= Exercise goal =
Copy the listing below in full and skip every picture.

Figure data in JSON
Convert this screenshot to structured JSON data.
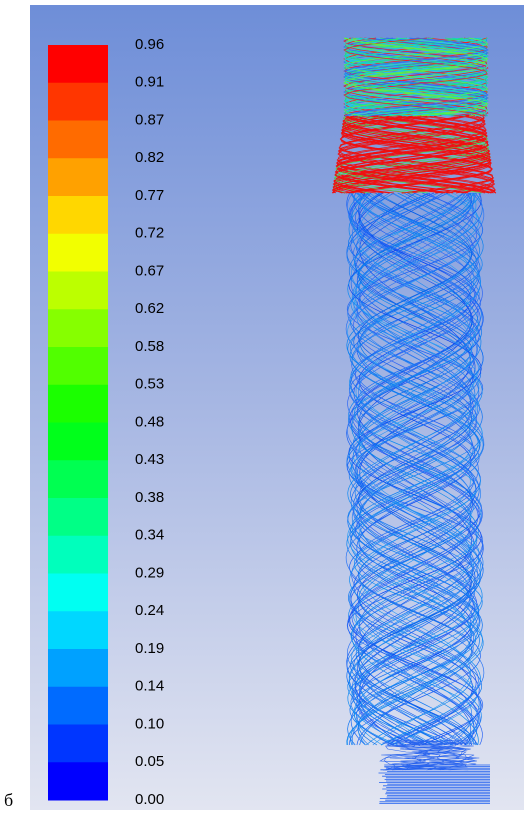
{
  "caption": "б",
  "colorbar": {
    "labels": [
      "0.96",
      "0.91",
      "0.87",
      "0.82",
      "0.77",
      "0.72",
      "0.67",
      "0.62",
      "0.58",
      "0.53",
      "0.48",
      "0.43",
      "0.38",
      "0.34",
      "0.29",
      "0.24",
      "0.19",
      "0.14",
      "0.10",
      "0.05",
      "0.00"
    ]
  }
}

= Reply to the task =
Convert this screenshot to structured JSON data.
{
  "caption": "б",
  "colorbar": {
    "labels": [
      "0.96",
      "0.91",
      "0.87",
      "0.82",
      "0.77",
      "0.72",
      "0.67",
      "0.62",
      "0.58",
      "0.53",
      "0.48",
      "0.43",
      "0.38",
      "0.34",
      "0.29",
      "0.24",
      "0.19",
      "0.14",
      "0.10",
      "0.05",
      "0.00"
    ]
  }
}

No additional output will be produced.